• **TASK STATEMENT**
Give the number of lines in this listing that contain "спринтеров", with no other words.

• **THE RECORDS**
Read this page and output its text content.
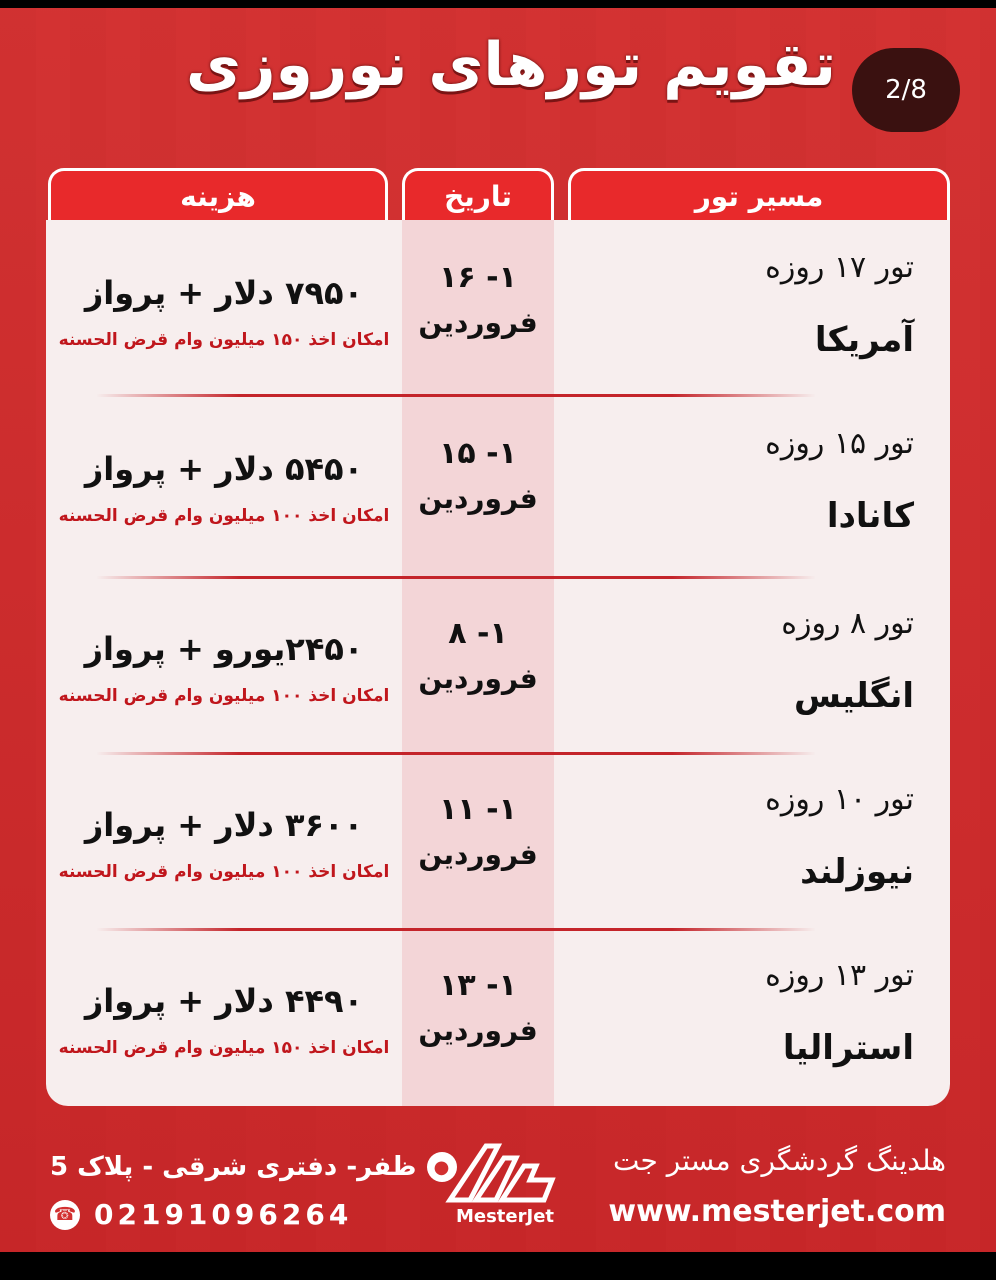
2/8
تقویم تورهای نوروزی
مسیر تور
تاریخ
هزینه
تور ۱۷ روزه
آمریکا
۱- ۱۶
فروردین
۷۹۵۰ دلار + پرواز
امکان اخذ ۱۵۰ میلیون وام قرض الحسنه
تور ۱۵ روزه
کانادا
۱- ۱۵
فروردین
۵۴۵۰ دلار + پرواز
امکان اخذ ۱۰۰ میلیون وام قرض الحسنه
تور ۸ روزه
انگلیس
۱- ۸
فروردین
۲۴۵۰یورو + پرواز
امکان اخذ ۱۰۰ میلیون وام قرض الحسنه
تور ۱۰ روزه
نیوزلند
۱- ۱۱
فروردین
۳۶۰۰ دلار + پرواز
امکان اخذ ۱۰۰ میلیون وام قرض الحسنه
تور ۱۳ روزه
استرالیا
۱- ۱۳
فروردین
۴۴۹۰ دلار + پرواز
امکان اخذ ۱۵۰ میلیون وام قرض الحسنه
●
ظفر- دفتری شرقی - پلاک 5
☎ 02191096264	MesterJet
هلدینگ گردشگری مستر جت
www.mesterjet.com
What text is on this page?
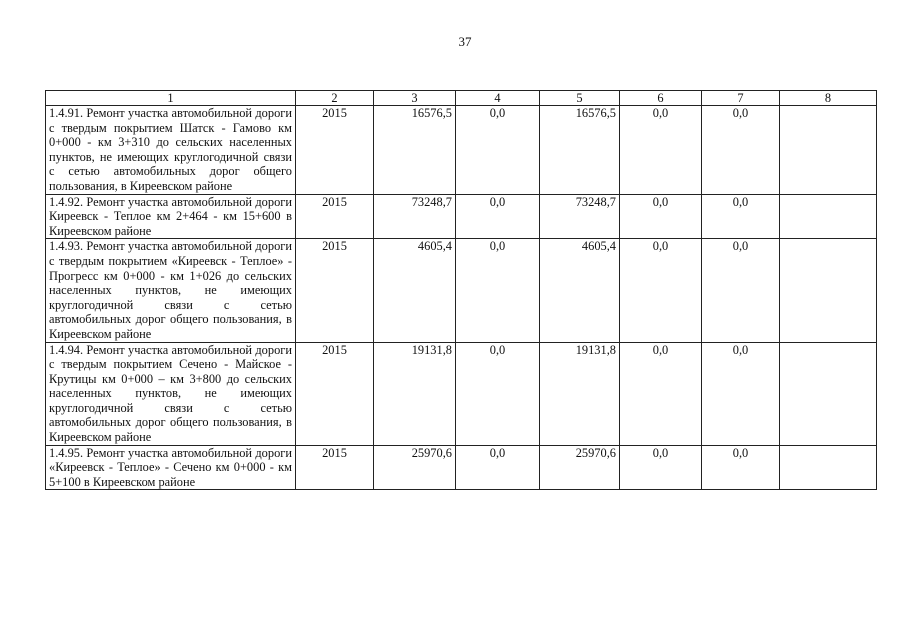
37
1	2	3	4	5	6	7	8
1.4.91. Ремонт участка автомобильной дороги с твердым покрытием Шатск - Гамово км 0+000 - км 3+310 до сельских населенных пунктов, не имеющих круглогодичной связи с сетью автомобильных дорог общего пользования, в Киреевском районе	2015	16576,5	0,0	16576,5	0,0	0,0	
1.4.92. Ремонт участка автомобильной дороги Киреевск - Теплое км 2+464 - км 15+600 в Киреевском районе	2015	73248,7	0,0	73248,7	0,0	0,0	
1.4.93. Ремонт участка автомобильной дороги с твердым покрытием «Киреевск - Теплое» - Прогресс км 0+000 - км 1+026 до сельских населенных пунктов, не имеющих круглогодичной связи с сетью автомобильных дорог общего пользования, в Киреевском районе	2015	4605,4	0,0	4605,4	0,0	0,0	
1.4.94. Ремонт участка автомобильной дороги с твердым покрытием Сечено - Майское - Крутицы км 0+000 – км 3+800 до сельских населенных пунктов, не имеющих круглогодичной связи с сетью автомобильных дорог общего пользования, в Киреевском районе	2015	19131,8	0,0	19131,8	0,0	0,0	
1.4.95. Ремонт участка автомобильной дороги «Киреевск - Теплое» - Сечено км 0+000 - км 5+100 в Киреевском районе	2015	25970,6	0,0	25970,6	0,0	0,0	
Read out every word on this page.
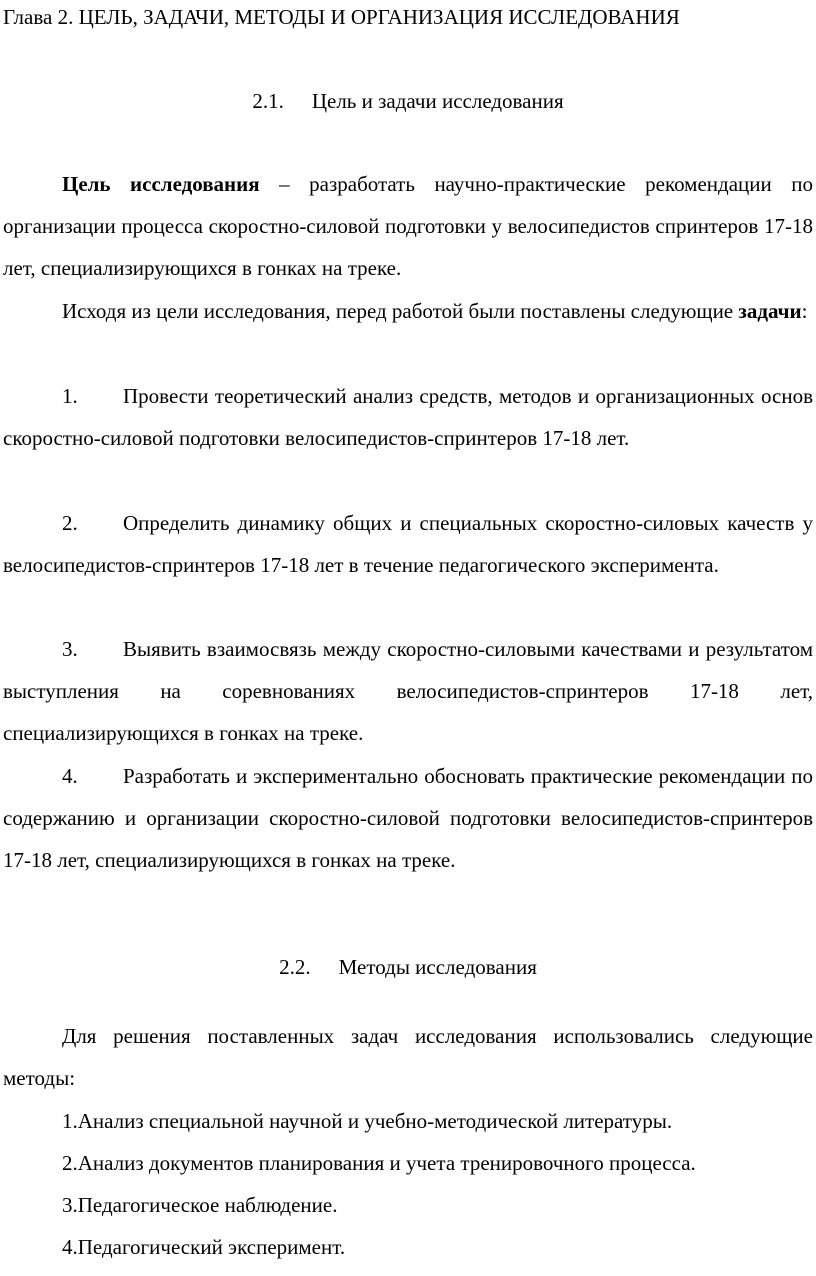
Глава 2. ЦЕЛЬ, ЗАДАЧИ, МЕТОДЫ И ОРГАНИЗАЦИЯ ИССЛЕДОВАНИЯ
2.1. Цель и задачи исследования
Цель исследования – разработать научно-практические рекомендации по организации процесса скоростно-силовой подготовки у велосипедистов спринтеров 17-18 лет, специализирующихся в гонках на треке.
Исходя из цели исследования, перед работой были поставлены следующие задачи:
1. Провести теоретический анализ средств, методов и организационных основ скоростно-силовой подготовки велосипедистов-спринтеров 17-18 лет.
2. Определить динамику общих и специальных скоростно-силовых качеств у велосипедистов-спринтеров 17-18 лет в течение педагогического эксперимента.
3. Выявить взаимосвязь между скоростно-силовыми качествами и результатом выступления на соревнованиях велосипедистов-спринтеров 17-18 лет, специализирующихся в гонках на треке.
4. Разработать и экспериментально обосновать практические рекомендации по содержанию и организации скоростно-силовой подготовки велосипедистов-спринтеров 17-18 лет, специализирующихся в гонках на треке.
2.2. Методы исследования
Для решения поставленных задач исследования использовались следующие методы:
1.Анализ специальной научной и учебно-методической литературы.
2.Анализ документов планирования и учета тренировочного процесса.
3.Педагогическое наблюдение.
4.Педагогический эксперимент.
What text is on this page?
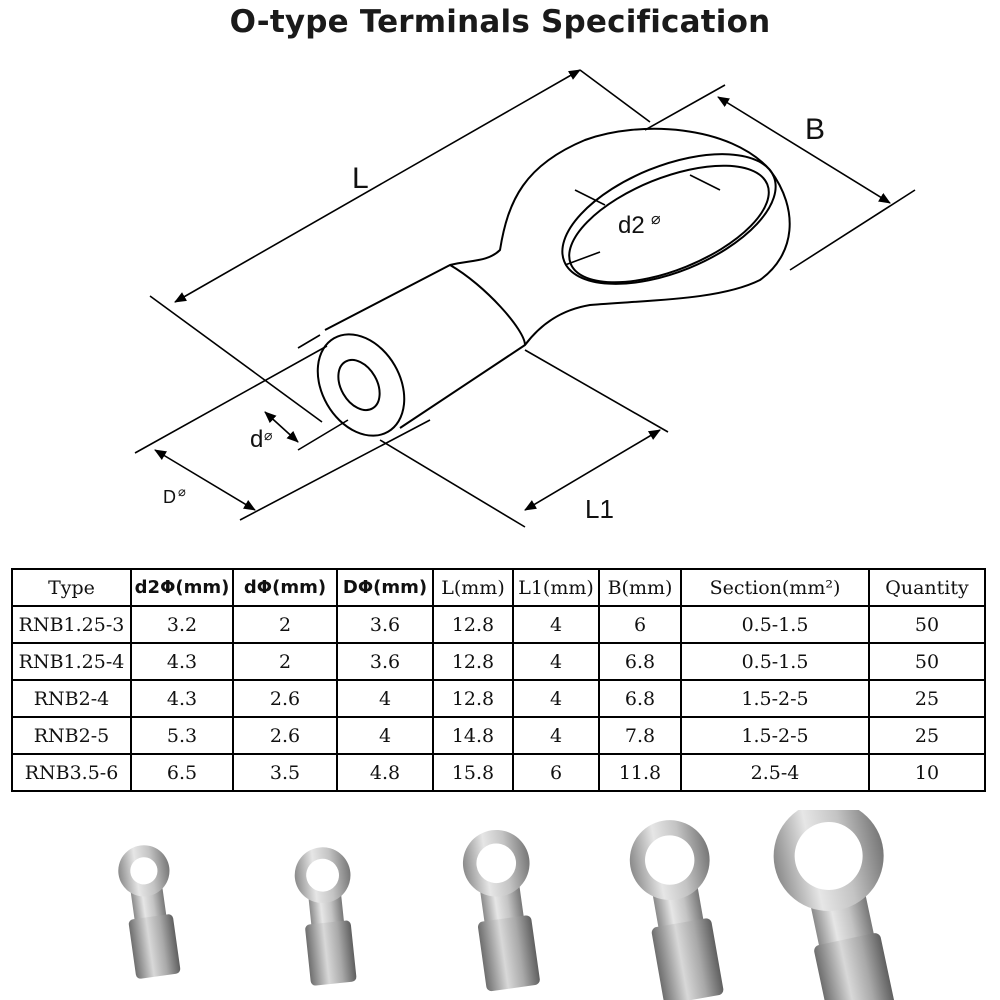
O-type Terminals Specification
L
B
d2 ⌀
d ⌀
D ⌀
L1
Type	d2Φ(mm)	dΦ(mm)	DΦ(mm)	L(mm)	L1(mm)	B(mm)	Section(mm²)	Quantity
RNB1.25-3	3.2	2	3.6	12.8	4	6	0.5-1.5	50
RNB1.25-4	4.3	2	3.6	12.8	4	6.8	0.5-1.5	50
RNB2-4	4.3	2.6	4	12.8	4	6.8	1.5-2-5	25
RNB2-5	5.3	2.6	4	14.8	4	7.8	1.5-2-5	25
RNB3.5-6	6.5	3.5	4.8	15.8	6	11.8	2.5-4	10
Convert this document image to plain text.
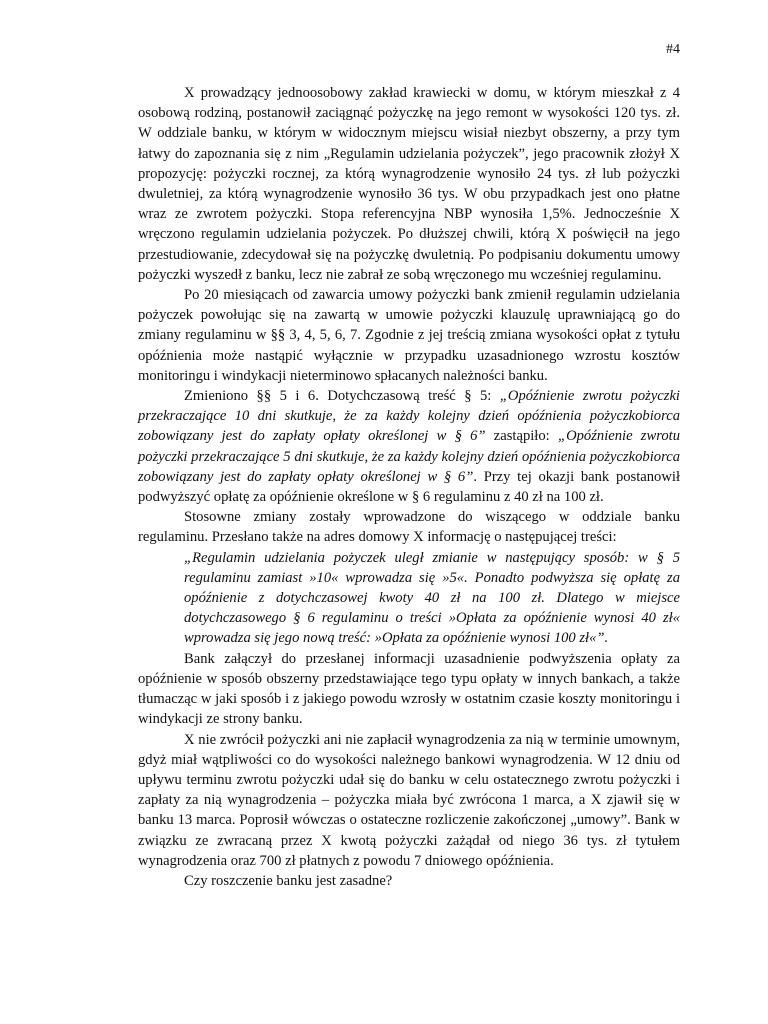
#4

X prowadzący jednoosobowy zakład krawiecki w domu, w którym mieszkał z 4 osobową rodziną, postanowił zaciągnąć pożyczkę na jego remont w wysokości 120 tys. zł. W oddziale banku, w którym w widocznym miejscu wisiał niezbyt obszerny, a przy tym łatwy do zapoznania się z nim „Regulamin udzielania pożyczek”, jego pracownik złożył X propozycję: pożyczki rocznej, za którą wynagrodzenie wynosiło 24 tys. zł lub pożyczki dwuletniej, za którą wynagrodzenie wynosiło 36 tys. W obu przypadkach jest ono płatne wraz ze zwrotem pożyczki. Stopa referencyjna NBP wynosiła 1,5%. Jednocześnie X wręczono regulamin udzielania pożyczek. Po dłuższej chwili, którą X poświęcił na jego przestudiowanie, zdecydował się na pożyczkę dwuletnią. Po podpisaniu dokumentu umowy pożyczki wyszedł z banku, lecz nie zabrał ze sobą wręczonego mu wcześniej regulaminu.

Po 20 miesiącach od zawarcia umowy pożyczki bank zmienił regulamin udzielania pożyczek powołując się na zawartą w umowie pożyczki klauzulę uprawniającą go do zmiany regulaminu w §§ 3, 4, 5, 6, 7. Zgodnie z jej treścią zmiana wysokości opłat z tytułu opóźnienia może nastąpić wyłącznie w przypadku uzasadnionego wzrostu kosztów monitoringu i windykacji nieterminowo spłacanych należności banku.

Zmieniono §§ 5 i 6. Dotychczasową treść § 5: „Opóźnienie zwrotu pożyczki przekraczające 10 dni skutkuje, że za każdy kolejny dzień opóźnienia pożyczkobiorca zobowiązany jest do zapłaty opłaty określonej w § 6” zastąpiło: „Opóźnienie zwrotu pożyczki przekraczające 5 dni skutkuje, że za każdy kolejny dzień opóźnienia pożyczkobiorca zobowiązany jest do zapłaty opłaty określonej w § 6”. Przy tej okazji bank postanowił podwyższyć opłatę za opóźnienie określone w § 6 regulaminu z 40 zł na 100 zł.

Stosowne zmiany zostały wprowadzone do wiszącego w oddziale banku regulaminu. Przesłano także na adres domowy X informację o następującej treści:

„Regulamin udzielania pożyczek uległ zmianie w następujący sposób: w § 5 regulaminu zamiast »10« wprowadza się »5«. Ponadto podwyższa się opłatę za opóźnienie z dotychczasowej kwoty 40 zł na 100 zł. Dlatego w miejsce dotychczasowego § 6 regulaminu o treści »Opłata za opóźnienie wynosi 40 zł« wprowadza się jego nową treść: »Opłata za opóźnienie wynosi 100 zł«”.

Bank załączył do przesłanej informacji uzasadnienie podwyższenia opłaty za opóźnienie w sposób obszerny przedstawiające tego typu opłaty w innych bankach, a także tłumacząc w jaki sposób i z jakiego powodu wzrosły w ostatnim czasie koszty monitoringu i windykacji ze strony banku.

X nie zwrócił pożyczki ani nie zapłacił wynagrodzenia za nią w terminie umownym, gdyż miał wątpliwości co do wysokości należnego bankowi wynagrodzenia. W 12 dniu od upływu terminu zwrotu pożyczki udał się do banku w celu ostatecznego zwrotu pożyczki i zapłaty za nią wynagrodzenia – pożyczka miała być zwrócona 1 marca, a X zjawił się w banku 13 marca. Poprosił wówczas o ostateczne rozliczenie zakończonej „umowy”. Bank w związku ze zwracaną przez X kwotą pożyczki zażądał od niego 36 tys. zł tytułem wynagrodzenia oraz 700 zł płatnych z powodu 7 dniowego opóźnienia.

Czy roszczenie banku jest zasadne?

• **SOLUTION BELOW**
5